# Supplied data:
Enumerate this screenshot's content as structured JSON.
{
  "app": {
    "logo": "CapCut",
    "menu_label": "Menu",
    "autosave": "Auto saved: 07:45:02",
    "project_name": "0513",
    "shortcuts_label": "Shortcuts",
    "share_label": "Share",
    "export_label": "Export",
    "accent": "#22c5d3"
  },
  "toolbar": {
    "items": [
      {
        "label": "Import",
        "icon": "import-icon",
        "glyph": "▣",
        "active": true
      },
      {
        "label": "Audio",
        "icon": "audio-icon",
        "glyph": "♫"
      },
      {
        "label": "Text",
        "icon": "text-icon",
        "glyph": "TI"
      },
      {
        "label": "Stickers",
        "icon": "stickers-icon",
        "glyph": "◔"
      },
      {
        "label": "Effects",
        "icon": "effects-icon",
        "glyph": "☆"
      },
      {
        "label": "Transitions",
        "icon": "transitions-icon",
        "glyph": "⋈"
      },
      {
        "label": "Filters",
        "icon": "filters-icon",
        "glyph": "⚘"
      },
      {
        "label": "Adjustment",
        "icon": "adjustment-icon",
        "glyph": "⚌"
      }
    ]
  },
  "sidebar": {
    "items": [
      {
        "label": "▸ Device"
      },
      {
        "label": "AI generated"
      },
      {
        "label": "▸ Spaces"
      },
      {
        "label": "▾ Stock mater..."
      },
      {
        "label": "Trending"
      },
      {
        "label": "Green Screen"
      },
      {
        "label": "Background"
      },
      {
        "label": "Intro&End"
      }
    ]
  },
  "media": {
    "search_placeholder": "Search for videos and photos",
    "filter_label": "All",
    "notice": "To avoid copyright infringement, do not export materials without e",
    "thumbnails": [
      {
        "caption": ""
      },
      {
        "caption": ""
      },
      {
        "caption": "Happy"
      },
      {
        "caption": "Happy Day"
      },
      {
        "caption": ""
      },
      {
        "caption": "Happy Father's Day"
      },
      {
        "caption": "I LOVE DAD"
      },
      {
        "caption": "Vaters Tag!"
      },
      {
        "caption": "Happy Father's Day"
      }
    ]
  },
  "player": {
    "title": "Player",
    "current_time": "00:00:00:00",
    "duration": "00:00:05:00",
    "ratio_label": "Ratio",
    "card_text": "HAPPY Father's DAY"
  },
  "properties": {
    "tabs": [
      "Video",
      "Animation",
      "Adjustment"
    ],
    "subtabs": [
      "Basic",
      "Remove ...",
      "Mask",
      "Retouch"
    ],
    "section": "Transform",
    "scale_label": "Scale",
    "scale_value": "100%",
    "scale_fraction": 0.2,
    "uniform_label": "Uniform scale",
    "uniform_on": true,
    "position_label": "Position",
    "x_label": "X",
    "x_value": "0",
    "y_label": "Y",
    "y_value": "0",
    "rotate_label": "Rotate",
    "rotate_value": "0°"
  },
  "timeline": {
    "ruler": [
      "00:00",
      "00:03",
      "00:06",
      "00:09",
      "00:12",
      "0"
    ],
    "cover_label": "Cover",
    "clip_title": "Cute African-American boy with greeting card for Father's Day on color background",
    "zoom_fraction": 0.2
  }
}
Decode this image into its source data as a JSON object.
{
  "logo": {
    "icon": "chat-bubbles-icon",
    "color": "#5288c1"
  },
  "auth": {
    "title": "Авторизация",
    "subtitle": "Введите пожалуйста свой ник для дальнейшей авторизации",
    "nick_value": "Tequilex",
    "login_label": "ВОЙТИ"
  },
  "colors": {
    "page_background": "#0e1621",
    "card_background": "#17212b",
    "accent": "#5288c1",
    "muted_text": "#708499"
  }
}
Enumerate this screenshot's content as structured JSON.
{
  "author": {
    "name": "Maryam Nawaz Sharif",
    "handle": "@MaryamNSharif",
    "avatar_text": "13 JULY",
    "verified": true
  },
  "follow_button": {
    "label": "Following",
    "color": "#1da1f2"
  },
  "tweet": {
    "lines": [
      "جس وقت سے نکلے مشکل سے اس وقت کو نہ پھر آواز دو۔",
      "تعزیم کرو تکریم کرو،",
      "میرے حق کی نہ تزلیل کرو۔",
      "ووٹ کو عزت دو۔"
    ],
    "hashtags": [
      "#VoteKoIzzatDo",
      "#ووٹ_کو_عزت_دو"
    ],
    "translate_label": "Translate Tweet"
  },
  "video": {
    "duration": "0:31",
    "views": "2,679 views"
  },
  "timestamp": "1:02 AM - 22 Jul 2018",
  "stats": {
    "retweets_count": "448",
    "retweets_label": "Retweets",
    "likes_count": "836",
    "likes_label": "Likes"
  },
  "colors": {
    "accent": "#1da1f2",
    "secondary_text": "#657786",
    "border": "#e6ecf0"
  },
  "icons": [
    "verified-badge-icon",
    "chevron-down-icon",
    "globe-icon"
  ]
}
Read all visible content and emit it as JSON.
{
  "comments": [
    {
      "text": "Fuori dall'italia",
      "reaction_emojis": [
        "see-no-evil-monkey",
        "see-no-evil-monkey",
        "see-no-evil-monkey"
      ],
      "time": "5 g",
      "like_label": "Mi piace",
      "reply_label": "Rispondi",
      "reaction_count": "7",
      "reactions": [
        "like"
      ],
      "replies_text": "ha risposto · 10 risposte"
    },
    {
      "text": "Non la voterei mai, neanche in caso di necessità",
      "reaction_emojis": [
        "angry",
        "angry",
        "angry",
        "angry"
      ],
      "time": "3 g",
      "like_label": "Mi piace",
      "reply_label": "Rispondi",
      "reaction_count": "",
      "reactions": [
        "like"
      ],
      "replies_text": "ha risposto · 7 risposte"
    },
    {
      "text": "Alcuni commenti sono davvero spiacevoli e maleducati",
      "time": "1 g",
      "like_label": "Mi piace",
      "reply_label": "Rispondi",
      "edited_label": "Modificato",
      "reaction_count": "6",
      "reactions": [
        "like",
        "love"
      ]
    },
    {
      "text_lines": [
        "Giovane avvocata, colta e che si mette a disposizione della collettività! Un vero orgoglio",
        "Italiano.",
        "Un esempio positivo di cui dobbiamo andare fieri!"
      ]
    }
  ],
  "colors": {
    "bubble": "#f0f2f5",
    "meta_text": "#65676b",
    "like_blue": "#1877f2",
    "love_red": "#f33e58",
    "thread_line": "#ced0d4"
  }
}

# What you are asked to do:
Copy out the lines in which the string "JSON" appears.

# Solution for this task:
Enumerate this screenshot's content as structured JSON.
Decode this image into its source data as a JSON object.
Enumerate this screenshot's content as structured JSON.
Read all visible content and emit it as JSON.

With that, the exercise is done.